[Stored data]

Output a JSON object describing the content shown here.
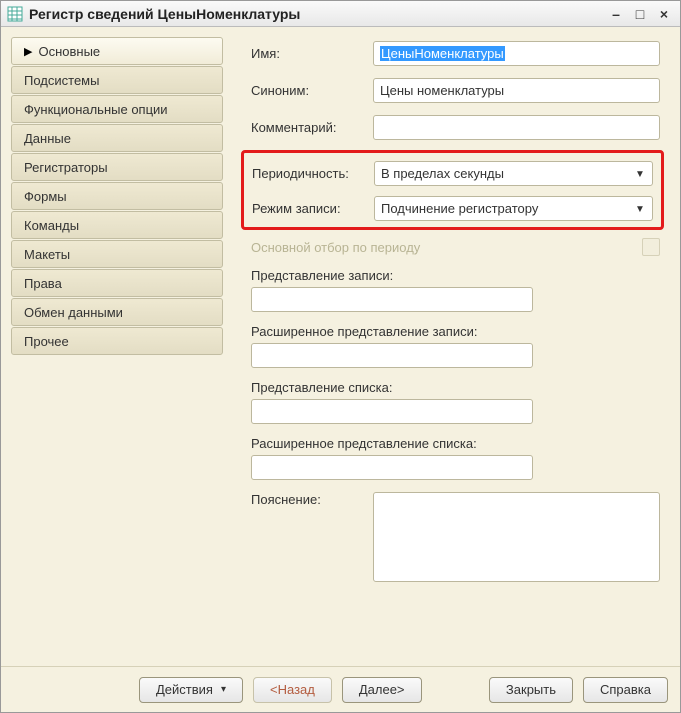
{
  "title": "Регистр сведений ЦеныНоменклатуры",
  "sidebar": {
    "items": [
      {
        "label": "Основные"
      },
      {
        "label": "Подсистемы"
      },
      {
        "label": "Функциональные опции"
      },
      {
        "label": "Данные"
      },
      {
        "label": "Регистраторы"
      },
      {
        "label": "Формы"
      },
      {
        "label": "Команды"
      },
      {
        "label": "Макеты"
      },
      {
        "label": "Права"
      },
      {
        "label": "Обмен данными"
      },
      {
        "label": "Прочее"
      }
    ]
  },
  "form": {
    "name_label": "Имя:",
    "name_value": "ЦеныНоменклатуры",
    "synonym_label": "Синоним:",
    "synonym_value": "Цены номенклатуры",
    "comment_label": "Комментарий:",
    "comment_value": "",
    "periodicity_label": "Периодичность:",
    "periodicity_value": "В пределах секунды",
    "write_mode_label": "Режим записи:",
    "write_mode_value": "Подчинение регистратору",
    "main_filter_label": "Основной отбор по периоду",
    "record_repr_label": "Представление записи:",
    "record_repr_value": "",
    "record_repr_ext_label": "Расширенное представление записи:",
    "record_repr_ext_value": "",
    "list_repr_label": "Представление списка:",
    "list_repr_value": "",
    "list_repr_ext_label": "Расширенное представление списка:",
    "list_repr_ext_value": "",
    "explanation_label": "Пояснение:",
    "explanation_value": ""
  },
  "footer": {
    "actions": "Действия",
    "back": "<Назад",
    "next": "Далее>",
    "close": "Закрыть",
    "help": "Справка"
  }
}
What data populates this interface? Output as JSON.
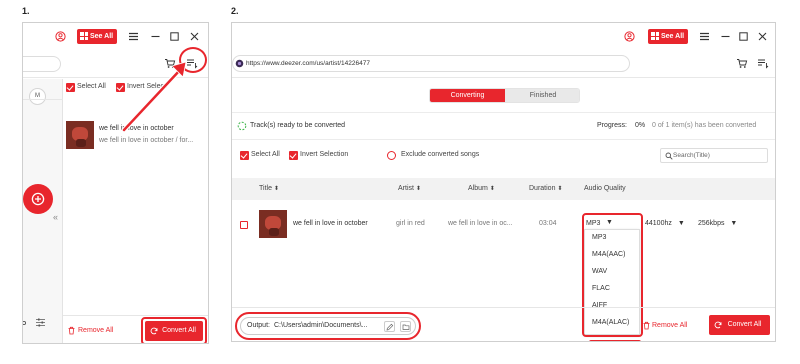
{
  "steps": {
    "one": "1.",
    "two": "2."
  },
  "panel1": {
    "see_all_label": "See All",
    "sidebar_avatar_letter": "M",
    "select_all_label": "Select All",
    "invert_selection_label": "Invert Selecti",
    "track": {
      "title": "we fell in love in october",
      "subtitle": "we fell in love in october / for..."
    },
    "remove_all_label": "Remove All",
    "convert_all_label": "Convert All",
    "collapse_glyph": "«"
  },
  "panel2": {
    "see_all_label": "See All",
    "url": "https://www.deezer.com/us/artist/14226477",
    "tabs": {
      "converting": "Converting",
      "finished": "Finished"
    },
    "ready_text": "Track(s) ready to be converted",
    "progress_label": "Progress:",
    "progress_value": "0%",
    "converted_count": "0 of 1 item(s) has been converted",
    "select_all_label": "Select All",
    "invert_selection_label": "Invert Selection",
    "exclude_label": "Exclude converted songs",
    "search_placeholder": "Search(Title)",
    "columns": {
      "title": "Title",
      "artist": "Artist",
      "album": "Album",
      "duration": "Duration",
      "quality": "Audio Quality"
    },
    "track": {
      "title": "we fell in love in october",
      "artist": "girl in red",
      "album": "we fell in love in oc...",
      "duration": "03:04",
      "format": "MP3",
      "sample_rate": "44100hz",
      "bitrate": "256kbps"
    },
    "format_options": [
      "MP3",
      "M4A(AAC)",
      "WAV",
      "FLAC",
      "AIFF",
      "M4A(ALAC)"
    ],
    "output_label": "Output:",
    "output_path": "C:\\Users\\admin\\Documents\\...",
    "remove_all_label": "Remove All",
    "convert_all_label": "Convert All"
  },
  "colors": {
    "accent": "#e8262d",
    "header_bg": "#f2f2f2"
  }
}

• _Set problem_:
Write out every entry again word for word, without any of the pictures.

• _Problem solution_:
Output a JSON object describing the content shown here.
{
  "title": "Регистр сведений ЦеныНоменклатуры",
  "sidebar": {
    "items": [
      {
        "label": "Основные"
      },
      {
        "label": "Подсистемы"
      },
      {
        "label": "Функциональные опции"
      },
      {
        "label": "Данные"
      },
      {
        "label": "Регистраторы"
      },
      {
        "label": "Формы"
      },
      {
        "label": "Команды"
      },
      {
        "label": "Макеты"
      },
      {
        "label": "Права"
      },
      {
        "label": "Обмен данными"
      },
      {
        "label": "Прочее"
      }
    ]
  },
  "form": {
    "name_label": "Имя:",
    "name_value": "ЦеныНоменклатуры",
    "synonym_label": "Синоним:",
    "synonym_value": "Цены номенклатуры",
    "comment_label": "Комментарий:",
    "comment_value": "",
    "periodicity_label": "Периодичность:",
    "periodicity_value": "В пределах секунды",
    "write_mode_label": "Режим записи:",
    "write_mode_value": "Подчинение регистратору",
    "main_filter_label": "Основной отбор по периоду",
    "record_repr_label": "Представление записи:",
    "record_repr_value": "",
    "record_repr_ext_label": "Расширенное представление записи:",
    "record_repr_ext_value": "",
    "list_repr_label": "Представление списка:",
    "list_repr_value": "",
    "list_repr_ext_label": "Расширенное представление списка:",
    "list_repr_ext_value": "",
    "explanation_label": "Пояснение:",
    "explanation_value": ""
  },
  "footer": {
    "actions": "Действия",
    "back": "<Назад",
    "next": "Далее>",
    "close": "Закрыть",
    "help": "Справка"
  }
}
What data populates this interface? Output as JSON.
{
  "steps": {
    "one": "1.",
    "two": "2."
  },
  "panel1": {
    "see_all_label": "See All",
    "sidebar_avatar_letter": "M",
    "select_all_label": "Select All",
    "invert_selection_label": "Invert Selecti",
    "track": {
      "title": "we fell in love in october",
      "subtitle": "we fell in love in october / for..."
    },
    "remove_all_label": "Remove All",
    "convert_all_label": "Convert All",
    "collapse_glyph": "«"
  },
  "panel2": {
    "see_all_label": "See All",
    "url": "https://www.deezer.com/us/artist/14226477",
    "tabs": {
      "converting": "Converting",
      "finished": "Finished"
    },
    "ready_text": "Track(s) ready to be converted",
    "progress_label": "Progress:",
    "progress_value": "0%",
    "converted_count": "0 of 1 item(s) has been converted",
    "select_all_label": "Select All",
    "invert_selection_label": "Invert Selection",
    "exclude_label": "Exclude converted songs",
    "search_placeholder": "Search(Title)",
    "columns": {
      "title": "Title",
      "artist": "Artist",
      "album": "Album",
      "duration": "Duration",
      "quality": "Audio Quality"
    },
    "track": {
      "title": "we fell in love in october",
      "artist": "girl in red",
      "album": "we fell in love in oc...",
      "duration": "03:04",
      "format": "MP3",
      "sample_rate": "44100hz",
      "bitrate": "256kbps"
    },
    "format_options": [
      "MP3",
      "M4A(AAC)",
      "WAV",
      "FLAC",
      "AIFF",
      "M4A(ALAC)"
    ],
    "output_label": "Output:",
    "output_path": "C:\\Users\\admin\\Documents\\...",
    "remove_all_label": "Remove All",
    "convert_all_label": "Convert All"
  },
  "colors": {
    "accent": "#e8262d",
    "header_bg": "#f2f2f2"
  }
}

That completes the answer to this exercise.